Copy out the listing that follows, exact in every word, and skip the images.

─── SUPPLIED RECORDS

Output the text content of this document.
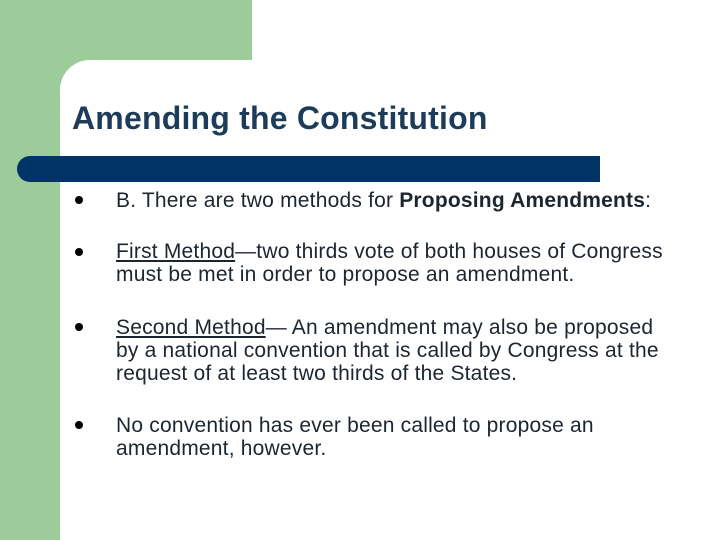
Amending the Constitution
B. There are two methods for Proposing Amendments:
First Method—two thirds vote of both houses of Congress must be met in order to propose an amendment.
Second Method— An amendment may also be proposed by a national convention that is called by Congress at the request of at least two thirds of the States.
No convention has ever been called to propose an amendment, however.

──────

• **OUTPUT OF THE EXERCISE**
Output the text content of this document.
Amending the Constitution
B. There are two methods for Proposing Amendments:
First Method—two thirds vote of both houses of Congress must be met in order to propose an amendment.
Second Method— An amendment may also be proposed by a national convention that is called by Congress at the request of at least two thirds of the States.
No convention has ever been called to propose an amendment, however.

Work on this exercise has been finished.